Retype all the entries word for word, but omit the pictures.
* Start EXTRACTED ENTRIES *
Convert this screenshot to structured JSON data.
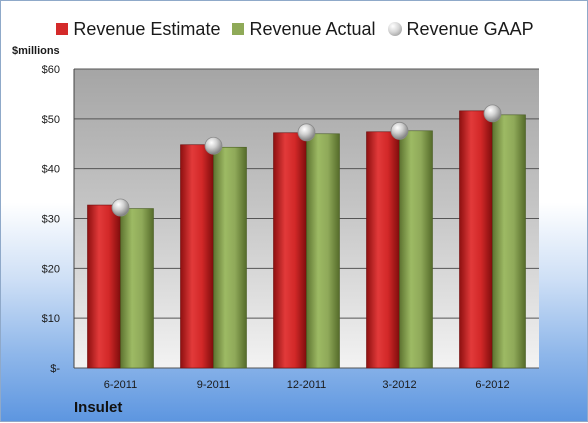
{
  "chart_data": {
    "type": "bar",
    "unit_label": "$millions",
    "company": "Insulet",
    "categories": [
      "6-2011",
      "9-2011",
      "12-2011",
      "3-2012",
      "6-2012"
    ],
    "series": [
      {
        "name": "Revenue Estimate",
        "type": "bar",
        "color": "#d42a2a",
        "values": [
          32.7,
          44.8,
          47.2,
          47.4,
          51.6
        ]
      },
      {
        "name": "Revenue Actual",
        "type": "bar",
        "color": "#8faa58",
        "values": [
          32.0,
          44.3,
          47.0,
          47.6,
          50.8
        ]
      },
      {
        "name": "Revenue GAAP",
        "type": "marker",
        "color": "#bdbdbd",
        "values": [
          32.2,
          44.6,
          47.3,
          47.6,
          51.1
        ]
      }
    ],
    "ylim": [
      0,
      60
    ],
    "yticks": [
      0,
      10,
      20,
      30,
      40,
      50,
      60
    ],
    "ytick_labels": [
      "$-",
      "$10",
      "$20",
      "$30",
      "$40",
      "$50",
      "$60"
    ],
    "grid": true,
    "legend_position": "top"
  }
}
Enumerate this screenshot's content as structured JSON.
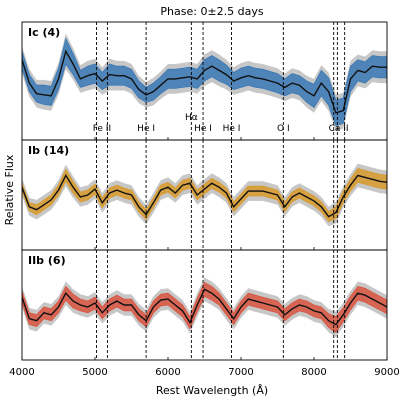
* End EXTRACTED ENTRIES *
# TASK RESPONSE
Convert this screenshot to structured JSON data.
{
  "chart_data": {
    "type": "bar",
    "unit_label": "$millions",
    "company": "Insulet",
    "categories": [
      "6-2011",
      "9-2011",
      "12-2011",
      "3-2012",
      "6-2012"
    ],
    "series": [
      {
        "name": "Revenue Estimate",
        "type": "bar",
        "color": "#d42a2a",
        "values": [
          32.7,
          44.8,
          47.2,
          47.4,
          51.6
        ]
      },
      {
        "name": "Revenue Actual",
        "type": "bar",
        "color": "#8faa58",
        "values": [
          32.0,
          44.3,
          47.0,
          47.6,
          50.8
        ]
      },
      {
        "name": "Revenue GAAP",
        "type": "marker",
        "color": "#bdbdbd",
        "values": [
          32.2,
          44.6,
          47.3,
          47.6,
          51.1
        ]
      }
    ],
    "ylim": [
      0,
      60
    ],
    "yticks": [
      0,
      10,
      20,
      30,
      40,
      50,
      60
    ],
    "ytick_labels": [
      "$-",
      "$10",
      "$20",
      "$30",
      "$40",
      "$50",
      "$60"
    ],
    "grid": true,
    "legend_position": "top"
  }
}
Enumerate this screenshot's content as structured JSON.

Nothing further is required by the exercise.